**MATERIAL PROVIDED:**
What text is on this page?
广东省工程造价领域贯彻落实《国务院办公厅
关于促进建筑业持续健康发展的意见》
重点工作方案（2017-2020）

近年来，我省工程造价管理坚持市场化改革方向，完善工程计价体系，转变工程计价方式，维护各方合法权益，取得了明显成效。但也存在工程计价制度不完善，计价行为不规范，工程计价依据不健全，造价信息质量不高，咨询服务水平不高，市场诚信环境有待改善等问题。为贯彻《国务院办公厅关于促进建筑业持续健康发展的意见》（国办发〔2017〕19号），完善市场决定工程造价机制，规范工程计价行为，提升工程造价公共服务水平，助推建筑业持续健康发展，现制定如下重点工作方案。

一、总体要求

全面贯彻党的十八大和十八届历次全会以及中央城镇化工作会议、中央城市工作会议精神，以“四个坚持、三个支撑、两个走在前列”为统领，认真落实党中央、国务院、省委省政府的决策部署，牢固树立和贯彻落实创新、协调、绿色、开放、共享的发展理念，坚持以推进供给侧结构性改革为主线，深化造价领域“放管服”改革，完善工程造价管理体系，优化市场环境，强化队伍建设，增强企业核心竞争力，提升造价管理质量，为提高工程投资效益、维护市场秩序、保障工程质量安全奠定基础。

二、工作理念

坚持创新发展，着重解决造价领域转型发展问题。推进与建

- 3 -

**WORK TO BE COMPLETED:**
Without leaving anything out, quote all the data.

**WRITTEN REPLY:**
What text is on this page?
广东省工程造价领域贯彻落实《国务院办公厅
关于促进建筑业持续健康发展的意见》
重点工作方案（2017-2020）

近年来，我省工程造价管理坚持市场化改革方向，完善工程计价体系，转变工程计价方式，维护各方合法权益，取得了明显成效。但也存在工程计价制度不完善，计价行为不规范，工程计价依据不健全，造价信息质量不高，咨询服务水平不高，市场诚信环境有待改善等问题。为贯彻《国务院办公厅关于促进建筑业持续健康发展的意见》（国办发〔2017〕19号），完善市场决定工程造价机制，规范工程计价行为，提升工程造价公共服务水平，助推建筑业持续健康发展，现制定如下重点工作方案。

一、总体要求

全面贯彻党的十八大和十八届历次全会以及中央城镇化工作会议、中央城市工作会议精神，以“四个坚持、三个支撑、两个走在前列”为统领，认真落实党中央、国务院、省委省政府的决策部署，牢固树立和贯彻落实创新、协调、绿色、开放、共享的发展理念，坚持以推进供给侧结构性改革为主线，深化造价领域“放管服”改革，完善工程造价管理体系，优化市场环境，强化队伍建设，增强企业核心竞争力，提升造价管理质量，为提高工程投资效益、维护市场秩序、保障工程质量安全奠定基础。

二、工作理念

坚持创新发展，着重解决造价领域转型发展问题。推进与建

- 3 -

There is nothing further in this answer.